Your objective:
Repeat every record below exactly, omitting any pictures.

Supplied information:
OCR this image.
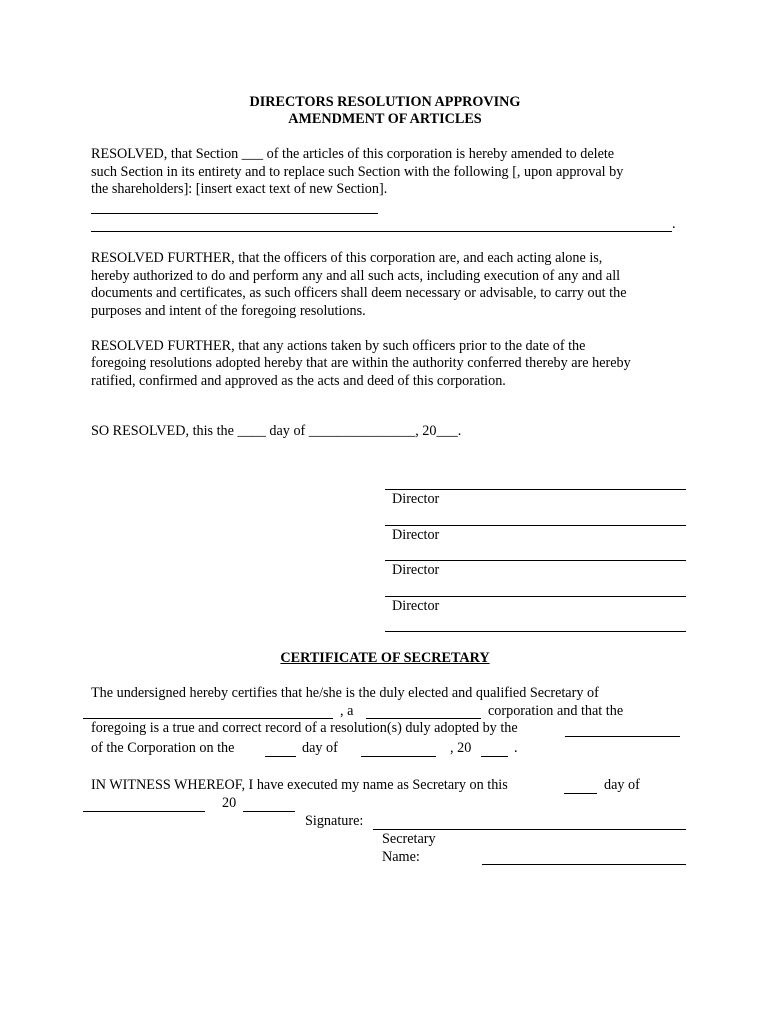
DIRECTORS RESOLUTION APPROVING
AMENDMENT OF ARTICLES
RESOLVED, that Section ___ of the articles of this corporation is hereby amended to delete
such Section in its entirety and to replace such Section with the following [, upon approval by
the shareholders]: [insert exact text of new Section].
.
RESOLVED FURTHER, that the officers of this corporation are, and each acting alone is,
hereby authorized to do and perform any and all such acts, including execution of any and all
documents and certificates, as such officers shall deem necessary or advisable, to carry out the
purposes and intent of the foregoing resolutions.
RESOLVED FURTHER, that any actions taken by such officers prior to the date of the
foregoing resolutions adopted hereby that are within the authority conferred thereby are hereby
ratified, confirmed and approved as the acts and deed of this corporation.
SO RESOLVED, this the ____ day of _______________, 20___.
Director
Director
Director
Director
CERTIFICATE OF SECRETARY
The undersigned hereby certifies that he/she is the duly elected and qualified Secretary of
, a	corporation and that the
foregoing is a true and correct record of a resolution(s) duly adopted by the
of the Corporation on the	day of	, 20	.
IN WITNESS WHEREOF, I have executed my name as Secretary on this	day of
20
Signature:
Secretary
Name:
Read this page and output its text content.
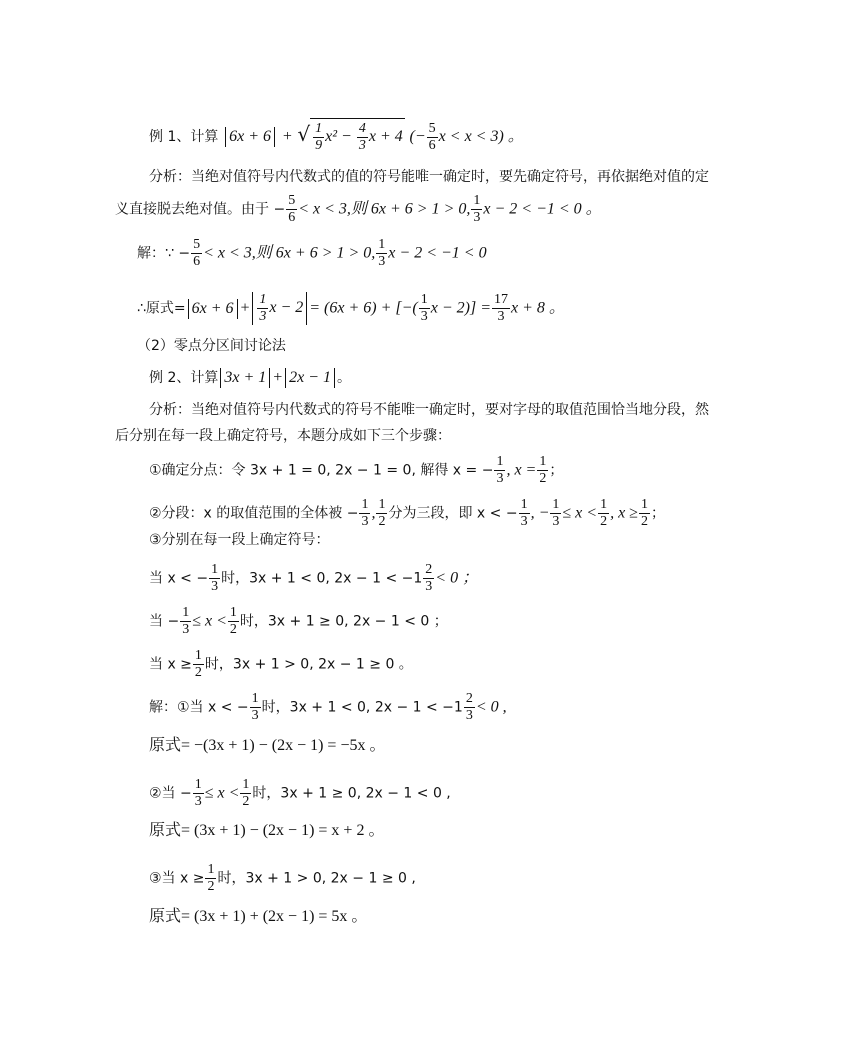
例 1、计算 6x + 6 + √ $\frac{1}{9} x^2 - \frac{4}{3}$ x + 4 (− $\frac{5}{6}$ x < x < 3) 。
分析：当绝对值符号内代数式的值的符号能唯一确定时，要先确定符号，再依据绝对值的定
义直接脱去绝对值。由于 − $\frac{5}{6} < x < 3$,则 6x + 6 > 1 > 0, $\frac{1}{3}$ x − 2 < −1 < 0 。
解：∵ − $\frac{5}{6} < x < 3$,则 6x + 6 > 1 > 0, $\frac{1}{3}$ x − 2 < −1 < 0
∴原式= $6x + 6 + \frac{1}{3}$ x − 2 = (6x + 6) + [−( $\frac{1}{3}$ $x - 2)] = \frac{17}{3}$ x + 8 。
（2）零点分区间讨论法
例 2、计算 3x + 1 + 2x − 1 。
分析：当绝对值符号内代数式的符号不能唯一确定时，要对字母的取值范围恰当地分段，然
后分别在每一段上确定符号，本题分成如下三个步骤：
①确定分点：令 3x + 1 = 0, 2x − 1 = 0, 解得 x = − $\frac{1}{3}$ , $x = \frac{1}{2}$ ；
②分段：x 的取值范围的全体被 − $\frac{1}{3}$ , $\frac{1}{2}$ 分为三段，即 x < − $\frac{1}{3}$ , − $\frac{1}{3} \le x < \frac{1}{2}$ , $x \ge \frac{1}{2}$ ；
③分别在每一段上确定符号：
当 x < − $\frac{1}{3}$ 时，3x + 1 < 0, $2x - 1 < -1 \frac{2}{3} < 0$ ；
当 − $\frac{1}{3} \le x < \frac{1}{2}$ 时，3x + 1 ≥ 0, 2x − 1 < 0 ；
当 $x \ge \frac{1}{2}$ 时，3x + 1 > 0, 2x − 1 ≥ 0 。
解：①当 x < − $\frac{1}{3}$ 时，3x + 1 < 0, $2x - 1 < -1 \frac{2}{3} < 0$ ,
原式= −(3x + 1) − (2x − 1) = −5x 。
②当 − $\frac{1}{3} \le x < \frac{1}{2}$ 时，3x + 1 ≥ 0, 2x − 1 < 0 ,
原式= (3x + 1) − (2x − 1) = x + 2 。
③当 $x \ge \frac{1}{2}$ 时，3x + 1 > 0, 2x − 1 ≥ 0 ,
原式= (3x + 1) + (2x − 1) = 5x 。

Full solution:
OCR this image.
DIRECTORS RESOLUTION APPROVING
AMENDMENT OF ARTICLES
RESOLVED, that Section ___ of the articles of this corporation is hereby amended to delete
such Section in its entirety and to replace such Section with the following [, upon approval by
the shareholders]: [insert exact text of new Section].
.
RESOLVED FURTHER, that the officers of this corporation are, and each acting alone is,
hereby authorized to do and perform any and all such acts, including execution of any and all
documents and certificates, as such officers shall deem necessary or advisable, to carry out the
purposes and intent of the foregoing resolutions.
RESOLVED FURTHER, that any actions taken by such officers prior to the date of the
foregoing resolutions adopted hereby that are within the authority conferred thereby are hereby
ratified, confirmed and approved as the acts and deed of this corporation.
SO RESOLVED, this the ____ day of _______________, 20___.
Director
Director
Director
Director
CERTIFICATE OF SECRETARY
The undersigned hereby certifies that he/she is the duly elected and qualified Secretary of
, a	corporation and that the
foregoing is a true and correct record of a resolution(s) duly adopted by the
of the Corporation on the	day of	, 20	.
IN WITNESS WHEREOF, I have executed my name as Secretary on this	day of
20
Signature:
Secretary
Name:
Read this page and output its text content.
例 1、计算 6x + 6 + √ $\frac{1}{9} x^2 - \frac{4}{3}$ x + 4 (− $\frac{5}{6}$ x < x < 3) 。
分析：当绝对值符号内代数式的值的符号能唯一确定时，要先确定符号，再依据绝对值的定
义直接脱去绝对值。由于 − $\frac{5}{6} < x < 3$,则 6x + 6 > 1 > 0, $\frac{1}{3}$ x − 2 < −1 < 0 。
解：∵ − $\frac{5}{6} < x < 3$,则 6x + 6 > 1 > 0, $\frac{1}{3}$ x − 2 < −1 < 0
∴原式= $6x + 6 + \frac{1}{3}$ x − 2 = (6x + 6) + [−( $\frac{1}{3}$ $x - 2)] = \frac{17}{3}$ x + 8 。
（2）零点分区间讨论法
例 2、计算 3x + 1 + 2x − 1 。
分析：当绝对值符号内代数式的符号不能唯一确定时，要对字母的取值范围恰当地分段，然
后分别在每一段上确定符号，本题分成如下三个步骤：
①确定分点：令 3x + 1 = 0, 2x − 1 = 0, 解得 x = − $\frac{1}{3}$ , $x = \frac{1}{2}$ ；
②分段：x 的取值范围的全体被 − $\frac{1}{3}$ , $\frac{1}{2}$ 分为三段，即 x < − $\frac{1}{3}$ , − $\frac{1}{3} \le x < \frac{1}{2}$ , $x \ge \frac{1}{2}$ ；
③分别在每一段上确定符号：
当 x < − $\frac{1}{3}$ 时，3x + 1 < 0, $2x - 1 < -1 \frac{2}{3} < 0$ ；
当 − $\frac{1}{3} \le x < \frac{1}{2}$ 时，3x + 1 ≥ 0, 2x − 1 < 0 ；
当 $x \ge \frac{1}{2}$ 时，3x + 1 > 0, 2x − 1 ≥ 0 。
解：①当 x < − $\frac{1}{3}$ 时，3x + 1 < 0, $2x - 1 < -1 \frac{2}{3} < 0$ ,
原式= −(3x + 1) − (2x − 1) = −5x 。
②当 − $\frac{1}{3} \le x < \frac{1}{2}$ 时，3x + 1 ≥ 0, 2x − 1 < 0 ,
原式= (3x + 1) − (2x − 1) = x + 2 。
③当 $x \ge \frac{1}{2}$ 时，3x + 1 > 0, 2x − 1 ≥ 0 ,
原式= (3x + 1) + (2x − 1) = 5x 。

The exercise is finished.